- **AIM OF THE TASK**
Can you transcribe every entry word for word, skipping the images?

----------

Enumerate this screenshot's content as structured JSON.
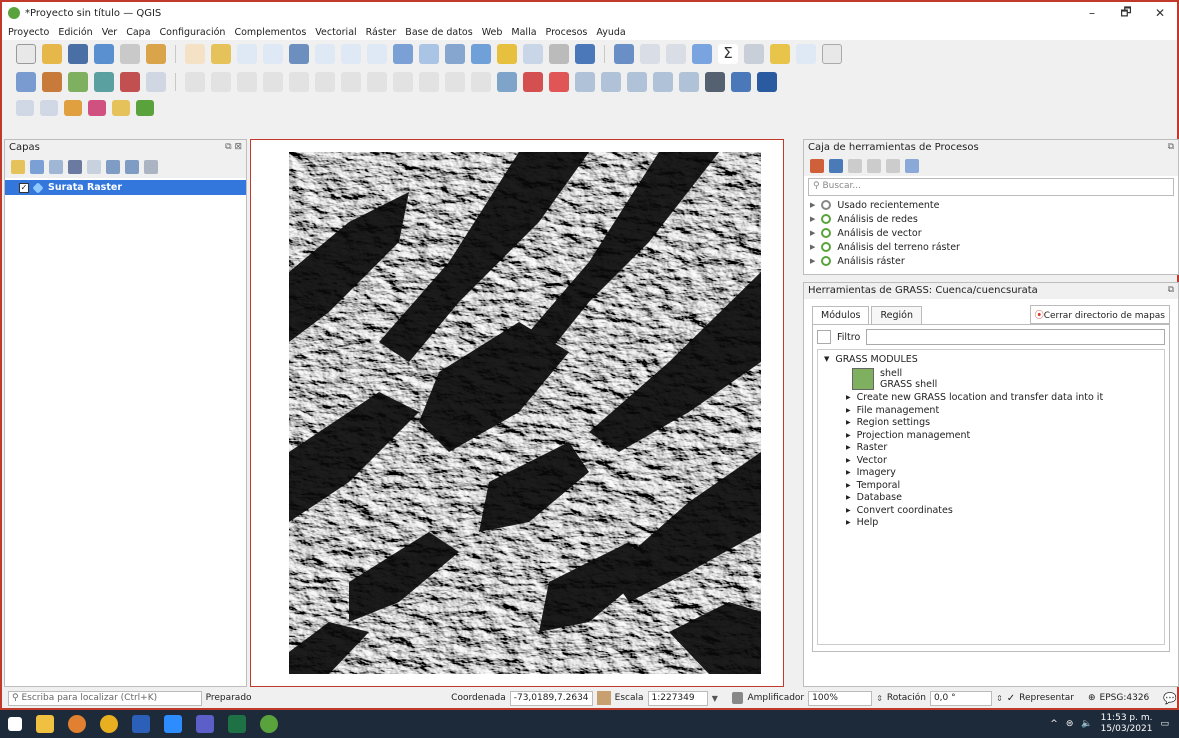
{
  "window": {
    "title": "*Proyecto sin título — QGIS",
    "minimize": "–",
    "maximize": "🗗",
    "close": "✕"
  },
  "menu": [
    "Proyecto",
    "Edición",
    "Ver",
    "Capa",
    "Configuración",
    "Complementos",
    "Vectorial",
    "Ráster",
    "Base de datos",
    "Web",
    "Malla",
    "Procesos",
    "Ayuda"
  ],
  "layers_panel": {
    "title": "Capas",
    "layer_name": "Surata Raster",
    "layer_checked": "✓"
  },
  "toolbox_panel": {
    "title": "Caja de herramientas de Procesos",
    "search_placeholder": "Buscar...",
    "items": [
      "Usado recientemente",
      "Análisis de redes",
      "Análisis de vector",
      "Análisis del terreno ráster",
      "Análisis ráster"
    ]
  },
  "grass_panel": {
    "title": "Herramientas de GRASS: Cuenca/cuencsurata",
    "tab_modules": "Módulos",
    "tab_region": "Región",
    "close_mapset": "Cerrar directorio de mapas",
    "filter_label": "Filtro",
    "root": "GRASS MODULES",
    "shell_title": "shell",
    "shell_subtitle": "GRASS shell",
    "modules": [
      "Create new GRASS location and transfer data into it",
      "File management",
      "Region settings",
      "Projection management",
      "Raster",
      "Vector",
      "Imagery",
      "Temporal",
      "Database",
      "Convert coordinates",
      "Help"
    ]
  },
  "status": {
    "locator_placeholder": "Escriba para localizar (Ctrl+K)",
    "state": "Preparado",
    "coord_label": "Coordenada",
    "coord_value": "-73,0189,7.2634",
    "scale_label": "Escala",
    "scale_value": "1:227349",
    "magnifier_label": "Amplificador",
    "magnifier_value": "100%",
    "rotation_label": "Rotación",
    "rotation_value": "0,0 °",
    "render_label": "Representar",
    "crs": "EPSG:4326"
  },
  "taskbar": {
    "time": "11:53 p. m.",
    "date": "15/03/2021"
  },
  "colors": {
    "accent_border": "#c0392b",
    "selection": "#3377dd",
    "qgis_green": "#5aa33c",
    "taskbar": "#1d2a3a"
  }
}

----------

- **RESPONSE FOR THIS EXERCISE**
Enumerate this screenshot's content as structured JSON.
{
  "window": {
    "title": "*Proyecto sin título — QGIS",
    "minimize": "–",
    "maximize": "🗗",
    "close": "✕"
  },
  "menu": [
    "Proyecto",
    "Edición",
    "Ver",
    "Capa",
    "Configuración",
    "Complementos",
    "Vectorial",
    "Ráster",
    "Base de datos",
    "Web",
    "Malla",
    "Procesos",
    "Ayuda"
  ],
  "layers_panel": {
    "title": "Capas",
    "layer_name": "Surata Raster",
    "layer_checked": "✓"
  },
  "toolbox_panel": {
    "title": "Caja de herramientas de Procesos",
    "search_placeholder": "Buscar...",
    "items": [
      "Usado recientemente",
      "Análisis de redes",
      "Análisis de vector",
      "Análisis del terreno ráster",
      "Análisis ráster"
    ]
  },
  "grass_panel": {
    "title": "Herramientas de GRASS: Cuenca/cuencsurata",
    "tab_modules": "Módulos",
    "tab_region": "Región",
    "close_mapset": "Cerrar directorio de mapas",
    "filter_label": "Filtro",
    "root": "GRASS MODULES",
    "shell_title": "shell",
    "shell_subtitle": "GRASS shell",
    "modules": [
      "Create new GRASS location and transfer data into it",
      "File management",
      "Region settings",
      "Projection management",
      "Raster",
      "Vector",
      "Imagery",
      "Temporal",
      "Database",
      "Convert coordinates",
      "Help"
    ]
  },
  "status": {
    "locator_placeholder": "Escriba para localizar (Ctrl+K)",
    "state": "Preparado",
    "coord_label": "Coordenada",
    "coord_value": "-73,0189,7.2634",
    "scale_label": "Escala",
    "scale_value": "1:227349",
    "magnifier_label": "Amplificador",
    "magnifier_value": "100%",
    "rotation_label": "Rotación",
    "rotation_value": "0,0 °",
    "render_label": "Representar",
    "crs": "EPSG:4326"
  },
  "taskbar": {
    "time": "11:53 p. m.",
    "date": "15/03/2021"
  },
  "colors": {
    "accent_border": "#c0392b",
    "selection": "#3377dd",
    "qgis_green": "#5aa33c",
    "taskbar": "#1d2a3a"
  }
}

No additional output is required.